--- Begin ---

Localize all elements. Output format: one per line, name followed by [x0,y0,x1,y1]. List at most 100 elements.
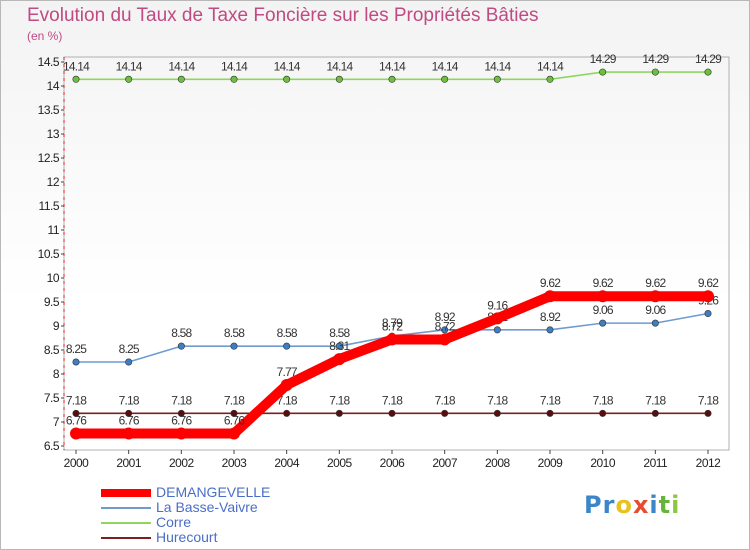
chart-title: Evolution du Taux de Taxe Foncière sur l… [27,5,539,26]
legend-item-demangevelle: DEMANGEVELLE [101,485,270,500]
x-tick-label: 2007 [432,456,458,470]
data-label: 7.18 [224,393,245,407]
series-demangevelle: 6.76 6.76 6.76 6.76 7.77 8.31 8.72 8.72 9.16 9.62… [66,276,720,440]
x-tick-label: 2003 [222,456,248,470]
data-point [335,342,343,350]
data-label: 8.79 [382,316,403,330]
legend-item-la-basse-vaivre: La Basse-Vaivre [101,500,270,515]
data-label: 14.14 [484,59,511,73]
data-point [388,75,396,83]
legend: DEMANGEVELLE La Basse-Vaivre Corre Hurecour… [101,485,270,545]
data-label: 14.29 [695,52,722,66]
x-tick-label: 2006 [380,456,406,470]
data-label: 6.76 [224,414,245,428]
data-point [493,326,501,334]
data-point [280,379,293,392]
data-point [704,310,712,318]
logo-letter: t [658,491,672,519]
x-tick-label: 2012 [696,456,722,470]
data-point [125,75,133,83]
data-label: 7.18 [171,393,192,407]
data-label: 8.25 [119,342,140,356]
data-point [544,290,556,303]
data-label: 14.14 [537,59,564,73]
logo-letter: P [584,491,603,519]
data-point [70,427,82,440]
data-label: 7.18 [66,393,87,407]
data-point [230,342,238,350]
data-point [441,409,449,417]
x-tick-label: 2002 [169,456,195,470]
y-tick-label: 10.5 [38,247,60,261]
data-label: 14.14 [274,59,301,73]
data-label: 9.62 [645,276,666,290]
data-point [704,68,712,76]
legend-label: DEMANGEVELLE [156,484,271,500]
data-label: 7.18 [119,393,140,407]
line-chart: 6.5 7 7.5 8 8.5 9 9.5 10 10.5 11 11.5 12 12.5 13 13.5 1… [38,52,730,470]
data-label: 7.18 [593,393,614,407]
data-label: 7.18 [277,393,298,407]
data-point [177,409,185,417]
logo-letter: r [602,491,616,519]
data-label: 7.18 [698,393,719,407]
data-point [230,75,238,83]
data-label: 8.58 [329,326,350,340]
data-point [599,68,607,76]
plot-area [63,56,730,451]
x-tick-label: 2009 [538,456,564,470]
data-label: 7.18 [540,393,561,407]
data-label: 7.18 [487,393,508,407]
data-label: 9.62 [593,276,614,290]
data-label: 14.29 [642,52,669,66]
data-point [228,427,240,440]
data-label: 9.62 [540,276,561,290]
data-point [546,326,554,334]
logo-letter: i [671,491,681,519]
data-label: 8.58 [224,326,245,340]
legend-swatch [101,536,151,539]
data-point [651,319,659,327]
data-point [333,353,346,366]
data-point [546,409,554,417]
data-point [283,409,291,417]
y-tick-label: 6.5 [44,439,60,453]
x-tick-label: 2000 [64,456,90,470]
data-label: 7.77 [277,365,298,379]
y-tick-label: 10 [47,271,60,285]
data-point [599,409,607,417]
y-tick-label: 7.5 [44,391,60,405]
y-tick-label: 14.5 [38,55,60,69]
x-tick-label: 2001 [116,456,142,470]
data-point [335,75,343,83]
data-label: 14.14 [326,59,353,73]
data-point [493,75,501,83]
legend-swatch [101,521,151,524]
data-label: 6.76 [171,414,192,428]
data-label: 8.72 [435,319,456,333]
x-tick-label: 2010 [590,456,616,470]
data-point [175,427,188,440]
y-tick-label: 8 [53,367,60,381]
data-point [386,333,398,346]
data-label: 9.16 [487,298,508,312]
data-point [388,409,396,417]
data-label: 8.58 [171,326,192,340]
data-point [702,290,714,303]
data-point [230,409,238,417]
data-label: 6.76 [119,414,140,428]
data-point [493,409,501,417]
data-point [72,409,80,417]
y-tick-label: 9.5 [44,295,60,309]
logo-letter: x [632,491,650,519]
y-tick-label: 13 [47,127,60,141]
data-point [441,75,449,83]
data-point [125,358,133,366]
y-tick-label: 9 [53,319,60,333]
y-tick-label: 12.5 [38,151,60,165]
data-point [649,290,662,303]
legend-label: Corre [156,514,192,530]
y-tick-label: 11.5 [39,199,60,213]
data-label: 14.29 [590,52,617,66]
y-axis-unit-label: (en %) [27,29,63,43]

--- End ---

» **REQUIRED TASK**:
Update the part of the listing that opens with the line containing "chart-title: Evolution du" and closes with the line containing "y-tick-label: 6.5 [44,439,60,453]", replacing "data-point" with "marker" and leaving everything else unchanged.

» **REPLY TO THE EXERCISE**:
chart-title: Evolution du Taux de Taxe Foncière sur l… [27,5,539,26]
legend-item-demangevelle: DEMANGEVELLE [101,485,270,500]
x-tick-label: 2007 [432,456,458,470]
data-label: 7.18 [224,393,245,407]
series-demangevelle: 6.76 6.76 6.76 6.76 7.77 8.31 8.72 8.72 9.16 9.62… [66,276,720,440]
x-tick-label: 2003 [222,456,248,470]
marker [335,342,343,350]
data-label: 8.79 [382,316,403,330]
legend-item-la-basse-vaivre: La Basse-Vaivre [101,500,270,515]
data-label: 14.14 [484,59,511,73]
marker [388,75,396,83]
legend: DEMANGEVELLE La Basse-Vaivre Corre Hurecour… [101,485,270,545]
data-label: 14.29 [695,52,722,66]
x-tick-label: 2006 [380,456,406,470]
data-label: 6.76 [224,414,245,428]
marker [493,326,501,334]
marker [280,379,293,392]
marker [704,310,712,318]
logo-letter: t [658,491,672,519]
x-tick-label: 2012 [696,456,722,470]
marker [125,75,133,83]
data-label: 7.18 [171,393,192,407]
data-label: 8.25 [119,342,140,356]
marker [544,290,556,303]
data-label: 14.14 [537,59,564,73]
logo-letter: P [584,491,603,519]
marker [70,427,82,440]
data-label: 7.18 [66,393,87,407]
marker [230,342,238,350]
marker [441,409,449,417]
x-tick-label: 2002 [169,456,195,470]
y-tick-label: 10.5 [38,247,60,261]
data-label: 14.14 [274,59,301,73]
data-label: 9.62 [645,276,666,290]
marker [704,68,712,76]
legend-label: DEMANGEVELLE [156,484,271,500]
data-label: 7.18 [119,393,140,407]
line-chart: 6.5 7 7.5 8 8.5 9 9.5 10 10.5 11 11.5 12 12.5 13 13.5 1… [38,52,730,470]
data-label: 7.18 [593,393,614,407]
data-label: 7.18 [277,393,298,407]
marker [177,409,185,417]
logo-letter: r [602,491,616,519]
data-label: 7.18 [698,393,719,407]
marker [230,75,238,83]
data-label: 8.58 [329,326,350,340]
marker [599,68,607,76]
plot-area [63,56,730,451]
x-tick-label: 2009 [538,456,564,470]
data-label: 7.18 [540,393,561,407]
data-label: 7.18 [487,393,508,407]
data-label: 9.62 [593,276,614,290]
data-label: 14.29 [642,52,669,66]
marker [228,427,240,440]
data-label: 9.62 [540,276,561,290]
marker [546,326,554,334]
logo-letter: i [671,491,681,519]
data-label: 8.58 [224,326,245,340]
legend-swatch [101,536,151,539]
marker [651,319,659,327]
marker [333,353,346,366]
marker [546,409,554,417]
marker [283,409,291,417]
y-tick-label: 6.5 [44,439,60,453]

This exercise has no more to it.